# Listed records

┄┄┄┄┄┄

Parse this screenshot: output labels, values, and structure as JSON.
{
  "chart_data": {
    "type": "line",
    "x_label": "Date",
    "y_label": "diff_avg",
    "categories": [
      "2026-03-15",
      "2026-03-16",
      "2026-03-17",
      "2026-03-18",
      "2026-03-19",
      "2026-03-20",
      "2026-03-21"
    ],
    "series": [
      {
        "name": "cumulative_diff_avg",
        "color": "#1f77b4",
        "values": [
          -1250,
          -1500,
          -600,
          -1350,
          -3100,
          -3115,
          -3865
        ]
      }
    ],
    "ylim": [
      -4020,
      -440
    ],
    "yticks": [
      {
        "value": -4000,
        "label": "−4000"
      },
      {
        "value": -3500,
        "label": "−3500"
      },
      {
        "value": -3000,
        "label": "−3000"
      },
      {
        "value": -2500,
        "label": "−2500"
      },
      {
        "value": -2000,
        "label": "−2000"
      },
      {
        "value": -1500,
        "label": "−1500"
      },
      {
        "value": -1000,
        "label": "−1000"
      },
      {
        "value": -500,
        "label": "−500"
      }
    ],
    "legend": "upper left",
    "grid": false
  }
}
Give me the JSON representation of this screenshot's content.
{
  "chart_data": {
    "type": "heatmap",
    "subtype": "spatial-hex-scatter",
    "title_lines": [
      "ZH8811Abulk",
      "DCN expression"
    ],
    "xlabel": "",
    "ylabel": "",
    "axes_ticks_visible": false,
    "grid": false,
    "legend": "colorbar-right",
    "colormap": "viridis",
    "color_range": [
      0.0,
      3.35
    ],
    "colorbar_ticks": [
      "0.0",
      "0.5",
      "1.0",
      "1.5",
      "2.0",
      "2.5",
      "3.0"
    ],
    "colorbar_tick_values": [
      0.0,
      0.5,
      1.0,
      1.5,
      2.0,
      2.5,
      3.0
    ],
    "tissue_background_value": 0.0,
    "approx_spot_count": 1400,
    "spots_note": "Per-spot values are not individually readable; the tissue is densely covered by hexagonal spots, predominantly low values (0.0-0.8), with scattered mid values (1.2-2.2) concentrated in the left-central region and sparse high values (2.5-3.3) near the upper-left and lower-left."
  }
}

┄┄┄┄┄┄

# Given task
Copy down the whole of the data above, matching it exactly.

# Output for this exercise
Parse this screenshot: output labels, values, and structure as JSON.
{
  "chart_data": {
    "type": "line",
    "x_label": "Date",
    "y_label": "diff_avg",
    "categories": [
      "2026-03-15",
      "2026-03-16",
      "2026-03-17",
      "2026-03-18",
      "2026-03-19",
      "2026-03-20",
      "2026-03-21"
    ],
    "series": [
      {
        "name": "cumulative_diff_avg",
        "color": "#1f77b4",
        "values": [
          -1250,
          -1500,
          -600,
          -1350,
          -3100,
          -3115,
          -3865
        ]
      }
    ],
    "ylim": [
      -4020,
      -440
    ],
    "yticks": [
      {
        "value": -4000,
        "label": "−4000"
      },
      {
        "value": -3500,
        "label": "−3500"
      },
      {
        "value": -3000,
        "label": "−3000"
      },
      {
        "value": -2500,
        "label": "−2500"
      },
      {
        "value": -2000,
        "label": "−2000"
      },
      {
        "value": -1500,
        "label": "−1500"
      },
      {
        "value": -1000,
        "label": "−1000"
      },
      {
        "value": -500,
        "label": "−500"
      }
    ],
    "legend": "upper left",
    "grid": false
  }
}
Give me the JSON representation of this screenshot's content.
{
  "chart_data": {
    "type": "heatmap",
    "subtype": "spatial-hex-scatter",
    "title_lines": [
      "ZH8811Abulk",
      "DCN expression"
    ],
    "xlabel": "",
    "ylabel": "",
    "axes_ticks_visible": false,
    "grid": false,
    "legend": "colorbar-right",
    "colormap": "viridis",
    "color_range": [
      0.0,
      3.35
    ],
    "colorbar_ticks": [
      "0.0",
      "0.5",
      "1.0",
      "1.5",
      "2.0",
      "2.5",
      "3.0"
    ],
    "colorbar_tick_values": [
      0.0,
      0.5,
      1.0,
      1.5,
      2.0,
      2.5,
      3.0
    ],
    "tissue_background_value": 0.0,
    "approx_spot_count": 1400,
    "spots_note": "Per-spot values are not individually readable; the tissue is densely covered by hexagonal spots, predominantly low values (0.0-0.8), with scattered mid values (1.2-2.2) concentrated in the left-central region and sparse high values (2.5-3.3) near the upper-left and lower-left."
  }
}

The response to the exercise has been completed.